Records
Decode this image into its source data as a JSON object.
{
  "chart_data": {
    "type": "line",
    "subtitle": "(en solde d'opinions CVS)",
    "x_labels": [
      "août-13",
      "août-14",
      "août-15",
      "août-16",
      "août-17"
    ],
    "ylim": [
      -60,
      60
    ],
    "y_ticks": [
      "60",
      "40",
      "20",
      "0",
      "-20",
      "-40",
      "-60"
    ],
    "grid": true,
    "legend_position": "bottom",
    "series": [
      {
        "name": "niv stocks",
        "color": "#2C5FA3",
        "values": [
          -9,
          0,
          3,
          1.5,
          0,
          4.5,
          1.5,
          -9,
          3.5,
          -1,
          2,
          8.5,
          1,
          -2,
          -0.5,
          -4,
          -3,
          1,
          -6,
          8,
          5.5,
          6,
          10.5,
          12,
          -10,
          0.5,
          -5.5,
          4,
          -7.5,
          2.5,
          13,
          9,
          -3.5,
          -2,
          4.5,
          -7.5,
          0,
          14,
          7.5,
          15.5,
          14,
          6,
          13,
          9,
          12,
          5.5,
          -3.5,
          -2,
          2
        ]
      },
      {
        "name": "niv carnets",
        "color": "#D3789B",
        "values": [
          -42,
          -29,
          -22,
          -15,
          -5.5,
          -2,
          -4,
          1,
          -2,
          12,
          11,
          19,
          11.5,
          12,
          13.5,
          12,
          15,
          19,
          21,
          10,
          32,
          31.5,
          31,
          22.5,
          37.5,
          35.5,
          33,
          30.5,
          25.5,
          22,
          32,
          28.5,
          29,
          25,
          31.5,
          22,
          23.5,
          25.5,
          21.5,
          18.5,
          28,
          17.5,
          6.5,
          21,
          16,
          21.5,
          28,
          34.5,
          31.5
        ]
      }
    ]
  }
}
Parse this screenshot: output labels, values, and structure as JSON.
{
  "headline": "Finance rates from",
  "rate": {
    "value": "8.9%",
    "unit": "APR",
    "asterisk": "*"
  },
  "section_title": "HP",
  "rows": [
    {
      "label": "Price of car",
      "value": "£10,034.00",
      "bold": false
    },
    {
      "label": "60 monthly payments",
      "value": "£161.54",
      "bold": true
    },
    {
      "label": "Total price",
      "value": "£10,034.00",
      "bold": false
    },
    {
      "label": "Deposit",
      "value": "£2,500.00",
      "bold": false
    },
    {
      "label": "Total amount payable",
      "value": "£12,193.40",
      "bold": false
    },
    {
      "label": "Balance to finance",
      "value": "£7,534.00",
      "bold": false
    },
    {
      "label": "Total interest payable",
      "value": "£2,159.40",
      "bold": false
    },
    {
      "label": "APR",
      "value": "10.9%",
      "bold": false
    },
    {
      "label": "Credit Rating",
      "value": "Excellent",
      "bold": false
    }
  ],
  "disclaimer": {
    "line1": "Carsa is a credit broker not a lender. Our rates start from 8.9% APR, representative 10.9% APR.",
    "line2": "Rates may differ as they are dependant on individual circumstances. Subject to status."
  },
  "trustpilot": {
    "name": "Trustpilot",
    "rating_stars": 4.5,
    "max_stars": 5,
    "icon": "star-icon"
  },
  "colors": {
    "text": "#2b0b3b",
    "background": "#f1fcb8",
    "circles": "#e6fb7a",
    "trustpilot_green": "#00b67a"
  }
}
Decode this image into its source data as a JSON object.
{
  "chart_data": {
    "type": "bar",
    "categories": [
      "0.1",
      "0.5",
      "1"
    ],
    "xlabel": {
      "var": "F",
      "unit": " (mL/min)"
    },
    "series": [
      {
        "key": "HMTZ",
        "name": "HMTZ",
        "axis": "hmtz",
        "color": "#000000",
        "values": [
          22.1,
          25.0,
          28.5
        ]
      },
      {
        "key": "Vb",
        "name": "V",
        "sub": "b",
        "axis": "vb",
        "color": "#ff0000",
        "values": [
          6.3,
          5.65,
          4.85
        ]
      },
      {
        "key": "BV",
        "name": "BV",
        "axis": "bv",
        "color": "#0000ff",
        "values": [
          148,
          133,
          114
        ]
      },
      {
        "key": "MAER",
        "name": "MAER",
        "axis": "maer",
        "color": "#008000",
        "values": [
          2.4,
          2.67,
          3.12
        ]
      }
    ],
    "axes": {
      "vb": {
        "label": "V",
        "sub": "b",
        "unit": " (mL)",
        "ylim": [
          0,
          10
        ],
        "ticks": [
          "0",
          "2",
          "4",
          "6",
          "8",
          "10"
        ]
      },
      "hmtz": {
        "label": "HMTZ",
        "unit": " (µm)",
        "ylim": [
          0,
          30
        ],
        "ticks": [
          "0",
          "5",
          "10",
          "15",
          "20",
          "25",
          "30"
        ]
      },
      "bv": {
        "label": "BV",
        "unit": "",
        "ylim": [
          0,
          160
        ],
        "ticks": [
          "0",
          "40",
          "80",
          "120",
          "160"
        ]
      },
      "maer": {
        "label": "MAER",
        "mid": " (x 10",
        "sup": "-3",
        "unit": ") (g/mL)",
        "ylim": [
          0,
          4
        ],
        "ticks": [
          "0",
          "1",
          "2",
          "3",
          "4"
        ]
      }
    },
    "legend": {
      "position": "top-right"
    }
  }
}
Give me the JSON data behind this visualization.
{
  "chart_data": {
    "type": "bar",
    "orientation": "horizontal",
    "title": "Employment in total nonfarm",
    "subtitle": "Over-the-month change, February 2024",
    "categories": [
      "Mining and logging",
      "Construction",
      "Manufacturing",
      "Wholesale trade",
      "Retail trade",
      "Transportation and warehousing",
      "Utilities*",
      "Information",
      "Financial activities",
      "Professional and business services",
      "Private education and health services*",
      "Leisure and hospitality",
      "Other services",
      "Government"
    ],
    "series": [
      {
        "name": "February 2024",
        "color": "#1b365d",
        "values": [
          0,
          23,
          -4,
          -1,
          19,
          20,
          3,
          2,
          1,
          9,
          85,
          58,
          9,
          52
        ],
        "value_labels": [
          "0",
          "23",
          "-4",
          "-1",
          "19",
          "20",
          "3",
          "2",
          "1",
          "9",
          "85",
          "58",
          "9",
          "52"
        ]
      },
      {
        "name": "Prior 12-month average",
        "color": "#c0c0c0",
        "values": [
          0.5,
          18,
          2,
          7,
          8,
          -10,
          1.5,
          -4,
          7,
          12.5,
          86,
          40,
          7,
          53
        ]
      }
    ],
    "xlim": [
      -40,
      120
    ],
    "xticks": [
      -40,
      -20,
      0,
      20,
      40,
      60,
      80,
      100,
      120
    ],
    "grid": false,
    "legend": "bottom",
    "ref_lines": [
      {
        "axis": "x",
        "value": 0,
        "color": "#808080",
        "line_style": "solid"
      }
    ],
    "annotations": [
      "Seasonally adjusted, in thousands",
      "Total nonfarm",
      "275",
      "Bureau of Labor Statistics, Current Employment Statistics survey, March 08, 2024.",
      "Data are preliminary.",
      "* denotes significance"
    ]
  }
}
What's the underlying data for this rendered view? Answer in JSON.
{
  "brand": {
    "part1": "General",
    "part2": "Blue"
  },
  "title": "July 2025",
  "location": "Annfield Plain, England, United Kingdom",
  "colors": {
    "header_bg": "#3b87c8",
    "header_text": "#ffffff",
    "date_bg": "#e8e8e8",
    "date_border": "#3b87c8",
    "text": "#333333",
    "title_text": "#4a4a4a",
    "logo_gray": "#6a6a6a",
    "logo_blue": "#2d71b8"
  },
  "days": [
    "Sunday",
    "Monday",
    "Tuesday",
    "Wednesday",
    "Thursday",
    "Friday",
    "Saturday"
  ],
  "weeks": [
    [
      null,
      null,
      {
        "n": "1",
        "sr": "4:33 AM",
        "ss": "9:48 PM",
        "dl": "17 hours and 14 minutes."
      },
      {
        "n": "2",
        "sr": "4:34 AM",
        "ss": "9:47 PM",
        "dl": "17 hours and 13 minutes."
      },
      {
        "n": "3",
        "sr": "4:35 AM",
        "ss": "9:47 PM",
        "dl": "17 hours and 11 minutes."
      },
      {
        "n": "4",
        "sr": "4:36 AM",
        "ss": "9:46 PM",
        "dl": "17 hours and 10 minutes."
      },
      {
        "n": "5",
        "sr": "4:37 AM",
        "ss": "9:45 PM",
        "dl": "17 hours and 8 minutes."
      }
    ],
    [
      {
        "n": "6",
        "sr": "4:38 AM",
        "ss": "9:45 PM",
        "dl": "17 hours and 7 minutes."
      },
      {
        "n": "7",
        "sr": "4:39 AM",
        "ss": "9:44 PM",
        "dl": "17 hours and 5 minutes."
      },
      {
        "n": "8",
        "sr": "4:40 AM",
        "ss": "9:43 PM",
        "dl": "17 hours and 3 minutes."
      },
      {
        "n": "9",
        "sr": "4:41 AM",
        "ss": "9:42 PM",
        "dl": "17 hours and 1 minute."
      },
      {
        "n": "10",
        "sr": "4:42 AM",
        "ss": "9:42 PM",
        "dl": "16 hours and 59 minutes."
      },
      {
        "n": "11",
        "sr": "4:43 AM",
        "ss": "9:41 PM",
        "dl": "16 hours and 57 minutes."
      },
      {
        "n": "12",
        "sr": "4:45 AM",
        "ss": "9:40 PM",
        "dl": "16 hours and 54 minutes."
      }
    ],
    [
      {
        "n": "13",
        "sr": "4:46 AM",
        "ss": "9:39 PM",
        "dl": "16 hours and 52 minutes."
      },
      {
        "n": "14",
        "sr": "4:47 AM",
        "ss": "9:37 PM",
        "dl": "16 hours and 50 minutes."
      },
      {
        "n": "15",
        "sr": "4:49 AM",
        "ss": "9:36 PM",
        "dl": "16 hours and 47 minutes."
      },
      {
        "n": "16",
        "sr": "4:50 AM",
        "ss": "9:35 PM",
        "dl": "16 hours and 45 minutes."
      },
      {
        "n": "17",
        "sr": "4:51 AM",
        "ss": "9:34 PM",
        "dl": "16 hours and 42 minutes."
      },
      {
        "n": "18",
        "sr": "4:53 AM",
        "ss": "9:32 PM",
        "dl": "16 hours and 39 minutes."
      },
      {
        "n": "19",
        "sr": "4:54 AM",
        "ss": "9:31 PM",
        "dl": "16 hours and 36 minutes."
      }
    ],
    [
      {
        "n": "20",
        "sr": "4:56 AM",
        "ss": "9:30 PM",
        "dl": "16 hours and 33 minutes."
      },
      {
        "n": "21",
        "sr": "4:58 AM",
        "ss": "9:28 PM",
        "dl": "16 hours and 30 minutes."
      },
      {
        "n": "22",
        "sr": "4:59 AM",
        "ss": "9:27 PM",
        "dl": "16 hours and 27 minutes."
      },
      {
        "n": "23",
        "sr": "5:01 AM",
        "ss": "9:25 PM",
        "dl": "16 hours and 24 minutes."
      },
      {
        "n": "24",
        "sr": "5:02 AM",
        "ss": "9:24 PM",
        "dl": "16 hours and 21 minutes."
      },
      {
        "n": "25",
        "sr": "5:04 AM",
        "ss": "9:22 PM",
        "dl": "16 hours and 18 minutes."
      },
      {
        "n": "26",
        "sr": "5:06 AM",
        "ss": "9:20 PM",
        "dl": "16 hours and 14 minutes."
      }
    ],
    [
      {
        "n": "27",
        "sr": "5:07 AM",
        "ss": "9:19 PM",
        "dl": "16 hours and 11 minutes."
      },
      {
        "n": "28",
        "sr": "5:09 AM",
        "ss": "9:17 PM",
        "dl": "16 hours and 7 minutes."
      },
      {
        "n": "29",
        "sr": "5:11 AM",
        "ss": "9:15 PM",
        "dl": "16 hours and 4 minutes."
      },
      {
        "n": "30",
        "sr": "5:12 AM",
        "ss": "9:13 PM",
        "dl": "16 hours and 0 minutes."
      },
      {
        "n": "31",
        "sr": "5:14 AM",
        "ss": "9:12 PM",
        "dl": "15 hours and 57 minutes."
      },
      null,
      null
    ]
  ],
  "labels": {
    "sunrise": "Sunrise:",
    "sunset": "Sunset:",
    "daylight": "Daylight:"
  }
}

Stated task. Among the entries above, identify all lines with "services" and copy them.

Reply.
      "Professional and business services",
      "Private education and health services*",
      "Other services",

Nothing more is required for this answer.